> YOUR TASK
For the entries that follow, state how many lines include the word "maintenance", giving the number and nothing else.

> Stored dataset items

____

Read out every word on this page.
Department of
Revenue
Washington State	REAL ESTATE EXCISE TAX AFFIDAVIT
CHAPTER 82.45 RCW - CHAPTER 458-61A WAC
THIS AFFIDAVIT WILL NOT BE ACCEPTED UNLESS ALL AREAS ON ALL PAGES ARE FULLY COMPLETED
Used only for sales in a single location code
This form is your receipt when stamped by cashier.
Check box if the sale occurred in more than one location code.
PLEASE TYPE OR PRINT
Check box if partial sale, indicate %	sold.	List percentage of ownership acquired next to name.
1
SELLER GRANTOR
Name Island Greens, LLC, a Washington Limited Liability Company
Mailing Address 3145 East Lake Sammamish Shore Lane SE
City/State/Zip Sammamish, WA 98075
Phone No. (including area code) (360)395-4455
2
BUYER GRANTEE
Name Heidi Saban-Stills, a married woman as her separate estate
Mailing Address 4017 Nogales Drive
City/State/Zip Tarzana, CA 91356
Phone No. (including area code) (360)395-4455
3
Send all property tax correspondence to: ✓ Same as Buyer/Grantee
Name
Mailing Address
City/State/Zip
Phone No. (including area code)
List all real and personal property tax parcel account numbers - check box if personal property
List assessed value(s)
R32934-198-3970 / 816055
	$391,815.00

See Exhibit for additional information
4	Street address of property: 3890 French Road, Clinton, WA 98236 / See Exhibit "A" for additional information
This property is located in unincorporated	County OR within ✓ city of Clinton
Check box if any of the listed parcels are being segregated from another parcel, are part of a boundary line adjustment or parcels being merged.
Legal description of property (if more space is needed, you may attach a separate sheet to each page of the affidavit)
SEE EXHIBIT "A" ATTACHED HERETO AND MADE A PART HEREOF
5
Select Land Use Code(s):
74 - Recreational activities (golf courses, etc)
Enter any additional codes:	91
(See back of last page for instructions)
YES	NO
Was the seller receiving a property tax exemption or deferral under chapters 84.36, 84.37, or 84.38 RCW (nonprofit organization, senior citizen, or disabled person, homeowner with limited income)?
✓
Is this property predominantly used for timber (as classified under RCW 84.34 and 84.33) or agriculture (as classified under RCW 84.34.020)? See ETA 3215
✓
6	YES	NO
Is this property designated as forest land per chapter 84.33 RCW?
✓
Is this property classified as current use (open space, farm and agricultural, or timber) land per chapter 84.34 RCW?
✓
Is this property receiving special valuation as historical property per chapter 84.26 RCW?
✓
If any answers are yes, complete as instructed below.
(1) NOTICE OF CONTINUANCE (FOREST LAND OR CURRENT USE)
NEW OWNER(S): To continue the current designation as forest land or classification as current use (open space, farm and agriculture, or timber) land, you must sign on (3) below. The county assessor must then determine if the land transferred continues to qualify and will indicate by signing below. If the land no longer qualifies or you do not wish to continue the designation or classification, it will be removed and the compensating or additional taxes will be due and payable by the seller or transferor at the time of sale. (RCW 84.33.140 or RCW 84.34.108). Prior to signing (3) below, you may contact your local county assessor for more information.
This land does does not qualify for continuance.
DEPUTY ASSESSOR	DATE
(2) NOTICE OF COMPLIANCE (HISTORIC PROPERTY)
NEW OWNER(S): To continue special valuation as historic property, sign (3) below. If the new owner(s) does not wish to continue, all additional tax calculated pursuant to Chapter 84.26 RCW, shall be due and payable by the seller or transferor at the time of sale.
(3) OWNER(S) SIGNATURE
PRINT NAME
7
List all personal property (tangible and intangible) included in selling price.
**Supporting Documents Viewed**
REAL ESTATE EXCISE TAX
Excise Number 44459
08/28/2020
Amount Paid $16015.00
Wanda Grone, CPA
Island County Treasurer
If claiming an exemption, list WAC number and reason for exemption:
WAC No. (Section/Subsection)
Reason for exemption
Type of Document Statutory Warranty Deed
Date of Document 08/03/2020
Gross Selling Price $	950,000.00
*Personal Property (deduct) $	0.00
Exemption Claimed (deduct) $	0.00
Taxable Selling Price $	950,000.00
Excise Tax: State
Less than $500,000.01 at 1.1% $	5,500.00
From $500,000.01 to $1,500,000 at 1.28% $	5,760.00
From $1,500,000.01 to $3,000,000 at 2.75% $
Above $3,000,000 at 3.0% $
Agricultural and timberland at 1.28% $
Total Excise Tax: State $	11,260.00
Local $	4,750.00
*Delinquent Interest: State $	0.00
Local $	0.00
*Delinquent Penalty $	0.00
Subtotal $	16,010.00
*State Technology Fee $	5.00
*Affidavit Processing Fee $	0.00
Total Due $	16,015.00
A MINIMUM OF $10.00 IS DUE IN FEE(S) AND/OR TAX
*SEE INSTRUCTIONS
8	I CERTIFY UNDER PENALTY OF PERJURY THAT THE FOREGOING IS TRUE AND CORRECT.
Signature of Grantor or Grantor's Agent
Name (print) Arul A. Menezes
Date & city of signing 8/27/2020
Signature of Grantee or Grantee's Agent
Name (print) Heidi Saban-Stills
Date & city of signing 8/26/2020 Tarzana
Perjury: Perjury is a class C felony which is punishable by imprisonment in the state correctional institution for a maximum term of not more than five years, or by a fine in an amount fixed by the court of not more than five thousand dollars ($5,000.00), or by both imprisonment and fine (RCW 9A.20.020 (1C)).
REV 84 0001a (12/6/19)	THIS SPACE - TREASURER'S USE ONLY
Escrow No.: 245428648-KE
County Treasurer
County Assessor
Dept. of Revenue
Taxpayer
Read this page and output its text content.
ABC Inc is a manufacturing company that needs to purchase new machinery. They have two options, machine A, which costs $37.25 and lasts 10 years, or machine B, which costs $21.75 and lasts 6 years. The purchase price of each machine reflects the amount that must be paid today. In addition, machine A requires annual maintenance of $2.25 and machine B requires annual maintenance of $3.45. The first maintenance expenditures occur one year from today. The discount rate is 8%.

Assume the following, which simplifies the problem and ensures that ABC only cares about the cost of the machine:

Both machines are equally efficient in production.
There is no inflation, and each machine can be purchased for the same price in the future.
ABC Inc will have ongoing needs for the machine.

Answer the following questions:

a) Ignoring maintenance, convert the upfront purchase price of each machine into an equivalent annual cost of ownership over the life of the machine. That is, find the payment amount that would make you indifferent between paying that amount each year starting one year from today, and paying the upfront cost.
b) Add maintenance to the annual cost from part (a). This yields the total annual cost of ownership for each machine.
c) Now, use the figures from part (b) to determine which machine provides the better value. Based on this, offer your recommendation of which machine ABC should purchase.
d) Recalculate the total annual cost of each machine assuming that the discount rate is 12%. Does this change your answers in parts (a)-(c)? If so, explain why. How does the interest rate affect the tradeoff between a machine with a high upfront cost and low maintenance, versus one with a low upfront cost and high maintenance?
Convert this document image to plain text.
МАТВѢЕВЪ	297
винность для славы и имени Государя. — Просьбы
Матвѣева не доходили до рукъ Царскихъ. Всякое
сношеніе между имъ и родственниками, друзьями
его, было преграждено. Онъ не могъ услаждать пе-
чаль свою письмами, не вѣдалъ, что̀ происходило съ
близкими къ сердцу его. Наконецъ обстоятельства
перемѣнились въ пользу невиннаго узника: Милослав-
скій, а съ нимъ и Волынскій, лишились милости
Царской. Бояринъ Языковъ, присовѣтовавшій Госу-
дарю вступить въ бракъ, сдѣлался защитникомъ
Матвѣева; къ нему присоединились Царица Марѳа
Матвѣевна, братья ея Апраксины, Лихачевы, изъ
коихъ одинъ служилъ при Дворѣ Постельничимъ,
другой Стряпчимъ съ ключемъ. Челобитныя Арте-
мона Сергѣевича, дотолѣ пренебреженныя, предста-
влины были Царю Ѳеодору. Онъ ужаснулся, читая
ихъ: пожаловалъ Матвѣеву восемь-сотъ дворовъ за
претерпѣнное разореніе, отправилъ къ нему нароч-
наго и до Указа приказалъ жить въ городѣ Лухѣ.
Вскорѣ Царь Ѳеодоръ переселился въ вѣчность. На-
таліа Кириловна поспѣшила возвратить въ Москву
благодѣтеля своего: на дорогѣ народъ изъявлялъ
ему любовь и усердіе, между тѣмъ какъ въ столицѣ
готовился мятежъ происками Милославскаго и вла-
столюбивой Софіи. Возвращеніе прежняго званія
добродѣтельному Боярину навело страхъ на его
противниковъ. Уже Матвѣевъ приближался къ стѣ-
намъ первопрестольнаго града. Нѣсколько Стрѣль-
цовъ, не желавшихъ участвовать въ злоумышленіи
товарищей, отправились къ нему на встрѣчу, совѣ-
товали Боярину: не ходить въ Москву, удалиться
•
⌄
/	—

____

> RESPONSE TO THIS TASK
4